- What to work on
Every record should be written out exactly, please.
::: Records shown :::
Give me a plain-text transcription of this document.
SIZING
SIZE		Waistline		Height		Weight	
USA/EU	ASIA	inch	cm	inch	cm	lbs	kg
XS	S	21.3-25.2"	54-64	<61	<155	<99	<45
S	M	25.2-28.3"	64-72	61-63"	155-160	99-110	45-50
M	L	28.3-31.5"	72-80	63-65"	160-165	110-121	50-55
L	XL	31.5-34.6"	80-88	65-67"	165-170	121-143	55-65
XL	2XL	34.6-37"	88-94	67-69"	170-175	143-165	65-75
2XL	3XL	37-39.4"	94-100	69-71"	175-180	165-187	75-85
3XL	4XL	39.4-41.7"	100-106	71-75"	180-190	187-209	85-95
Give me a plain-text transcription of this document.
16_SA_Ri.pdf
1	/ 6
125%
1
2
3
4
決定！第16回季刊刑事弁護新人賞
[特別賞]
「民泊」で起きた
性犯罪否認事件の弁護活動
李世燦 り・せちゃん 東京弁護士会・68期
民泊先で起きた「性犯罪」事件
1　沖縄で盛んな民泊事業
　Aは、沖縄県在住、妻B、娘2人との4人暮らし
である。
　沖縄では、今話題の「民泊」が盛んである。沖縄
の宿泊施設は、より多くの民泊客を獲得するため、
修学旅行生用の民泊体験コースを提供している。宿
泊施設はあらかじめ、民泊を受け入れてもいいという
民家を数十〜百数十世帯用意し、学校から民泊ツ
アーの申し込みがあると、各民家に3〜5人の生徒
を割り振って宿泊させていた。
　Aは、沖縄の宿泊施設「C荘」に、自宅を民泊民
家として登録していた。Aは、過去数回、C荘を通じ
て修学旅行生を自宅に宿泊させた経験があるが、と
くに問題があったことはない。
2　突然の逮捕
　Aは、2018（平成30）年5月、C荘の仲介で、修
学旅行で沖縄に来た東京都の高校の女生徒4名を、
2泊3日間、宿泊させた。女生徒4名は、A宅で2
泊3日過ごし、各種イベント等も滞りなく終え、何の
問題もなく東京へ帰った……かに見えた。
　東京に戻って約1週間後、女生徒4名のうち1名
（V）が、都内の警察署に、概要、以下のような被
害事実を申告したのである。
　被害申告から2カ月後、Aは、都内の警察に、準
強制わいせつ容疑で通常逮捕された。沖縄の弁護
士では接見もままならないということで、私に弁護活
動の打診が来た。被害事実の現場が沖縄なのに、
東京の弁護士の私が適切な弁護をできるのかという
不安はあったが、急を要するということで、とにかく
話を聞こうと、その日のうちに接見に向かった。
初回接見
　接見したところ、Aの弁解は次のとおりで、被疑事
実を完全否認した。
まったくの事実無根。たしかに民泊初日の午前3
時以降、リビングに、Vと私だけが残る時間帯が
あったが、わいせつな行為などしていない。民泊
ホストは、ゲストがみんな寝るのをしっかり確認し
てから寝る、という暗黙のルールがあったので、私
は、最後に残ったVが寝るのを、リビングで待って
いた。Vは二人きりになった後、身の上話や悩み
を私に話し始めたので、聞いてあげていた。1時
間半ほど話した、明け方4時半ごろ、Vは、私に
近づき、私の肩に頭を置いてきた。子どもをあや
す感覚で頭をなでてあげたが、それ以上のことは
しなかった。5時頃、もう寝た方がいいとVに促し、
:::
- Response to this exercise
Give me a plain-text transcription of this document.
SIZING
SIZE		Waistline		Height		Weight	
USA/EU	ASIA	inch	cm	inch	cm	lbs	kg
XS	S	21.3-25.2"	54-64	<61	<155	<99	<45
S	M	25.2-28.3"	64-72	61-63"	155-160	99-110	45-50
M	L	28.3-31.5"	72-80	63-65"	160-165	110-121	50-55
L	XL	31.5-34.6"	80-88	65-67"	165-170	121-143	55-65
XL	2XL	34.6-37"	88-94	67-69"	170-175	143-165	65-75
2XL	3XL	37-39.4"	94-100	69-71"	175-180	165-187	75-85
3XL	4XL	39.4-41.7"	100-106	71-75"	180-190	187-209	85-95
Give me a plain-text transcription of this document.
16_SA_Ri.pdf
1	/ 6
125%
1
2
3
4
決定！第16回季刊刑事弁護新人賞
[特別賞]
「民泊」で起きた
性犯罪否認事件の弁護活動
李世燦 り・せちゃん 東京弁護士会・68期
民泊先で起きた「性犯罪」事件
1　沖縄で盛んな民泊事業
　Aは、沖縄県在住、妻B、娘2人との4人暮らし
である。
　沖縄では、今話題の「民泊」が盛んである。沖縄
の宿泊施設は、より多くの民泊客を獲得するため、
修学旅行生用の民泊体験コースを提供している。宿
泊施設はあらかじめ、民泊を受け入れてもいいという
民家を数十〜百数十世帯用意し、学校から民泊ツ
アーの申し込みがあると、各民家に3〜5人の生徒
を割り振って宿泊させていた。
　Aは、沖縄の宿泊施設「C荘」に、自宅を民泊民
家として登録していた。Aは、過去数回、C荘を通じ
て修学旅行生を自宅に宿泊させた経験があるが、と
くに問題があったことはない。
2　突然の逮捕
　Aは、2018（平成30）年5月、C荘の仲介で、修
学旅行で沖縄に来た東京都の高校の女生徒4名を、
2泊3日間、宿泊させた。女生徒4名は、A宅で2
泊3日過ごし、各種イベント等も滞りなく終え、何の
問題もなく東京へ帰った……かに見えた。
　東京に戻って約1週間後、女生徒4名のうち1名
（V）が、都内の警察署に、概要、以下のような被
害事実を申告したのである。
　被害申告から2カ月後、Aは、都内の警察に、準
強制わいせつ容疑で通常逮捕された。沖縄の弁護
士では接見もままならないということで、私に弁護活
動の打診が来た。被害事実の現場が沖縄なのに、
東京の弁護士の私が適切な弁護をできるのかという
不安はあったが、急を要するということで、とにかく
話を聞こうと、その日のうちに接見に向かった。
初回接見
　接見したところ、Aの弁解は次のとおりで、被疑事
実を完全否認した。
まったくの事実無根。たしかに民泊初日の午前3
時以降、リビングに、Vと私だけが残る時間帯が
あったが、わいせつな行為などしていない。民泊
ホストは、ゲストがみんな寝るのをしっかり確認し
てから寝る、という暗黙のルールがあったので、私
は、最後に残ったVが寝るのを、リビングで待って
いた。Vは二人きりになった後、身の上話や悩み
を私に話し始めたので、聞いてあげていた。1時
間半ほど話した、明け方4時半ごろ、Vは、私に
近づき、私の肩に頭を置いてきた。子どもをあや
す感覚で頭をなでてあげたが、それ以上のことは
しなかった。5時頃、もう寝た方がいいとVに促し、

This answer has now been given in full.